Given instruction: Check each line of the listing for the string "nieograniczonej", then state how many lines have it. Only the number is wanted.

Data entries
● ● ● ● ●
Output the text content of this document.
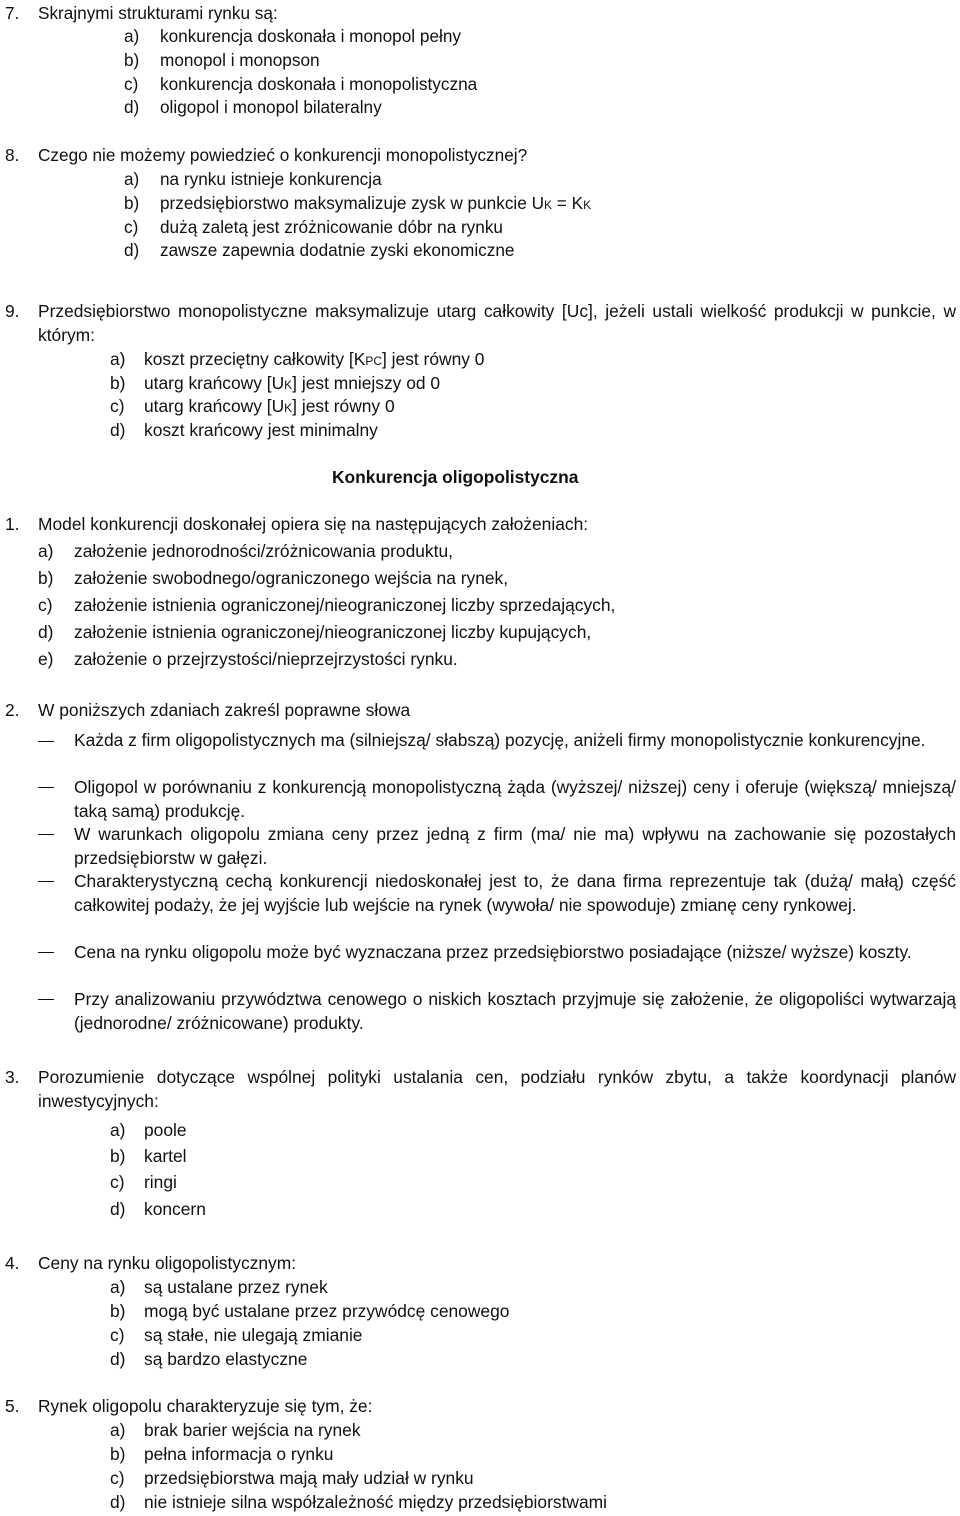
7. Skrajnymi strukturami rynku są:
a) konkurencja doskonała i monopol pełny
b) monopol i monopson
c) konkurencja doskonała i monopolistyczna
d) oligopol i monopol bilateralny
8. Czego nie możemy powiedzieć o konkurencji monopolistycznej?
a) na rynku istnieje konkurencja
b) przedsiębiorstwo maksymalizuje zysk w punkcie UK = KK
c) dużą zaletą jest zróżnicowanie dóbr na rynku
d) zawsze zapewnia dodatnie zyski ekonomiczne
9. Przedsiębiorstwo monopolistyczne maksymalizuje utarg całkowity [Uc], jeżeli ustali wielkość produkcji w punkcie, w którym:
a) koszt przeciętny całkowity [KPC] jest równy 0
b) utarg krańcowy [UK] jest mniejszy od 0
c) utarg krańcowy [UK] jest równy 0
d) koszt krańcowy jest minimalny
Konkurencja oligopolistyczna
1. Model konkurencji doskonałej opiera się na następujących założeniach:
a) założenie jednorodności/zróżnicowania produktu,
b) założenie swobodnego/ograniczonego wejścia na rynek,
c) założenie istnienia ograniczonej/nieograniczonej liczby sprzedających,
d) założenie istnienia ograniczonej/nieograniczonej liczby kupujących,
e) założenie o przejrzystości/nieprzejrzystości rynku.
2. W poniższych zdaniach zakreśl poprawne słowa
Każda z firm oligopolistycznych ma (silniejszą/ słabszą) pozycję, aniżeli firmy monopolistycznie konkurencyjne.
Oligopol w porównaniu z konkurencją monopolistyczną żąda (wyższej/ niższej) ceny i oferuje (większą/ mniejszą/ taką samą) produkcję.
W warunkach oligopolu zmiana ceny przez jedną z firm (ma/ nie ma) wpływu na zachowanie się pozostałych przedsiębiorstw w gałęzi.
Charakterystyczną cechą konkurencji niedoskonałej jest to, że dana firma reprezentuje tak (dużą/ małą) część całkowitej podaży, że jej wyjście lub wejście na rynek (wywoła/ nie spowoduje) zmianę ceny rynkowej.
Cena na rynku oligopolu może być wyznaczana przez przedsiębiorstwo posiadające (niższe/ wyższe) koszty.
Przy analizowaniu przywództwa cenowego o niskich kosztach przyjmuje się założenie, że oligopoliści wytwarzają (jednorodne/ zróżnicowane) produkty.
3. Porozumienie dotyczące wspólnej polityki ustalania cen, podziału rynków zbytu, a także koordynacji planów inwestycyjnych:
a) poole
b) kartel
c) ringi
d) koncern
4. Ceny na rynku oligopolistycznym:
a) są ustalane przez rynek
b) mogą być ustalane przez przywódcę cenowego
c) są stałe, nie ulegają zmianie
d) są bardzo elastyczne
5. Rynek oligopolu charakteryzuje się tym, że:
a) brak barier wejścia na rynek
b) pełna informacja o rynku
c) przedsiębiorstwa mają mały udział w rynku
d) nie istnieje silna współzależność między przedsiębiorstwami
● ● ● ● ●
Answer to this problem: 2